** BEGIN **

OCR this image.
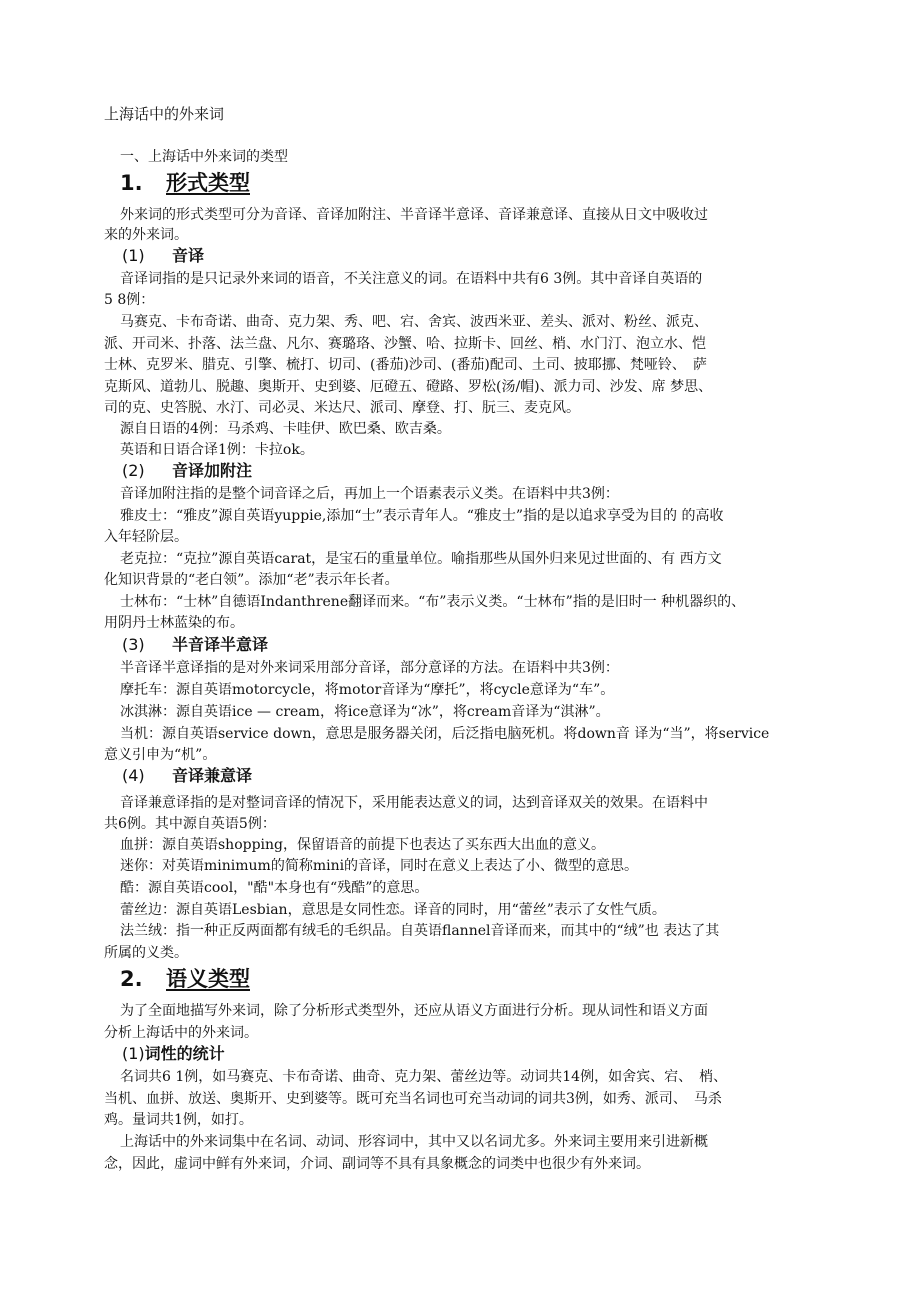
上海话中的外来词
一、上海话中外来词的类型
1. 形式类型
外来词的形式类型可分为音译、音译加附注、半音译半意译、音译兼意译、直接从日文中吸收过
来的外来词。
(1) 音译
音译词指的是只记录外来词的语音，不关注意义的词。在语料中共有6 3例。其中音译自英语的
5 8例：
马赛克、卡布奇诺、曲奇、克力架、秀、吧、宕、舍宾、波西米亚、差头、派对、粉丝、派克、
派、开司米、扑落、法兰盘、凡尔、赛璐珞、沙蟹、哈、拉斯卡、回丝、梢、水门汀、泡立水、恺
士林、克罗米、腊克、引擎、梳打、切司、(番茄)沙司、(番茄)配司、土司、披耶挪、梵哑铃、　萨
克斯风、道勃儿、脱趣、奥斯开、史到婆、厄磴五、磴路、罗松(汤/帽)、派力司、沙发、席 梦思、
司的克、史答脱、水汀、司必灵、米达尺、派司、摩登、打、朊三、麦克风。
源自日语的4例：马杀鸡、卡哇伊、欧巴桑、欧吉桑。
英语和日语合译1例：卡拉ok。
(2) 音译加附注
音译加附注指的是整个词音译之后，再加上一个语素表示义类。在语料中共3例：
雅皮士：“雅皮”源自英语yuppie,添加“士”表示青年人。“雅皮士”指的是以追求享受为目的 的高收
入年轻阶层。
老克拉：“克拉”源自英语carat，是宝石的重量单位。喻指那些从国外归来见过世面的、有 西方文
化知识背景的“老白领”。添加“老”表示年长者。
士林布：“士林”自德语Indanthrene翻译而来。“布”表示义类。“士林布”指的是旧时一 种机器织的、
用阴丹士林蓝染的布。
(3) 半音译半意译
半音译半意译指的是对外来词采用部分音译，部分意译的方法。在语料中共3例：
摩托车：源自英语motorcycle，将motor音译为“摩托”，将cycle意译为“车”。
冰淇淋：源自英语ice — cream，将ice意译为“冰”，将cream音译为“淇淋”。
当机：源自英语service down，意思是服务器关闭，后泛指电脑死机。将down音 译为“当”，将service
意义引申为“机”。
(4) 音译兼意译
音译兼意译指的是对整词音译的情况下，采用能表达意义的词，达到音译双关的效果。在语料中
共6例。其中源自英语5例：
血拼：源自英语shopping，保留语音的前提下也表达了买东西大出血的意义。
迷你：对英语minimum的简称mini的音译，同时在意义上表达了小、微型的意思。
酷：源自英语cool，"酷"本身也有“残酷”的意思。
蕾丝边：源自英语Lesbian，意思是女同性恋。译音的同时，用“蕾丝”表示了女性气质。
法兰绒：指一种正反两面都有绒毛的毛织品。自英语flannel音译而来，而其中的“绒”也 表达了其
所属的义类。
2. 语义类型
为了全面地描写外来词，除了分析形式类型外，还应从语义方面进行分析。现从词性和语义方面
分析上海话中的外来词。
(1)词性的统计
名词共6 1例，如马赛克、卡布奇诺、曲奇、克力架、蕾丝边等。动词共14例，如舍宾、宕、　梢、
当机、血拼、放送、奥斯开、史到婆等。既可充当名词也可充当动词的词共3例，如秀、派司、　马杀
鸡。量词共1例，如打。
上海话中的外来词集中在名词、动词、形容词中，其中又以名词尤多。外来词主要用来引进新概
念，因此，虚词中鲜有外来词，介词、副词等不具有具象概念的词类中也很少有外来词。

** END **

# Set task:
Repeat each entry precisely as it appears. Leave the pictures out.

# Written answer:
OCR this image.
上海话中的外来词
一、上海话中外来词的类型
1. 形式类型
外来词的形式类型可分为音译、音译加附注、半音译半意译、音译兼意译、直接从日文中吸收过
来的外来词。
(1) 音译
音译词指的是只记录外来词的语音，不关注意义的词。在语料中共有6 3例。其中音译自英语的
5 8例：
马赛克、卡布奇诺、曲奇、克力架、秀、吧、宕、舍宾、波西米亚、差头、派对、粉丝、派克、
派、开司米、扑落、法兰盘、凡尔、赛璐珞、沙蟹、哈、拉斯卡、回丝、梢、水门汀、泡立水、恺
士林、克罗米、腊克、引擎、梳打、切司、(番茄)沙司、(番茄)配司、土司、披耶挪、梵哑铃、　萨
克斯风、道勃儿、脱趣、奥斯开、史到婆、厄磴五、磴路、罗松(汤/帽)、派力司、沙发、席 梦思、
司的克、史答脱、水汀、司必灵、米达尺、派司、摩登、打、朊三、麦克风。
源自日语的4例：马杀鸡、卡哇伊、欧巴桑、欧吉桑。
英语和日语合译1例：卡拉ok。
(2) 音译加附注
音译加附注指的是整个词音译之后，再加上一个语素表示义类。在语料中共3例：
雅皮士：“雅皮”源自英语yuppie,添加“士”表示青年人。“雅皮士”指的是以追求享受为目的 的高收
入年轻阶层。
老克拉：“克拉”源自英语carat，是宝石的重量单位。喻指那些从国外归来见过世面的、有 西方文
化知识背景的“老白领”。添加“老”表示年长者。
士林布：“士林”自德语Indanthrene翻译而来。“布”表示义类。“士林布”指的是旧时一 种机器织的、
用阴丹士林蓝染的布。
(3) 半音译半意译
半音译半意译指的是对外来词采用部分音译，部分意译的方法。在语料中共3例：
摩托车：源自英语motorcycle，将motor音译为“摩托”，将cycle意译为“车”。
冰淇淋：源自英语ice — cream，将ice意译为“冰”，将cream音译为“淇淋”。
当机：源自英语service down，意思是服务器关闭，后泛指电脑死机。将down音 译为“当”，将service
意义引申为“机”。
(4) 音译兼意译
音译兼意译指的是对整词音译的情况下，采用能表达意义的词，达到音译双关的效果。在语料中
共6例。其中源自英语5例：
血拼：源自英语shopping，保留语音的前提下也表达了买东西大出血的意义。
迷你：对英语minimum的简称mini的音译，同时在意义上表达了小、微型的意思。
酷：源自英语cool，"酷"本身也有“残酷”的意思。
蕾丝边：源自英语Lesbian，意思是女同性恋。译音的同时，用“蕾丝”表示了女性气质。
法兰绒：指一种正反两面都有绒毛的毛织品。自英语flannel音译而来，而其中的“绒”也 表达了其
所属的义类。
2. 语义类型
为了全面地描写外来词，除了分析形式类型外，还应从语义方面进行分析。现从词性和语义方面
分析上海话中的外来词。
(1)词性的统计
名词共6 1例，如马赛克、卡布奇诺、曲奇、克力架、蕾丝边等。动词共14例，如舍宾、宕、　梢、
当机、血拼、放送、奥斯开、史到婆等。既可充当名词也可充当动词的词共3例，如秀、派司、　马杀
鸡。量词共1例，如打。
上海话中的外来词集中在名词、动词、形容词中，其中又以名词尤多。外来词主要用来引进新概
念，因此，虚词中鲜有外来词，介词、副词等不具有具象概念的词类中也很少有外来词。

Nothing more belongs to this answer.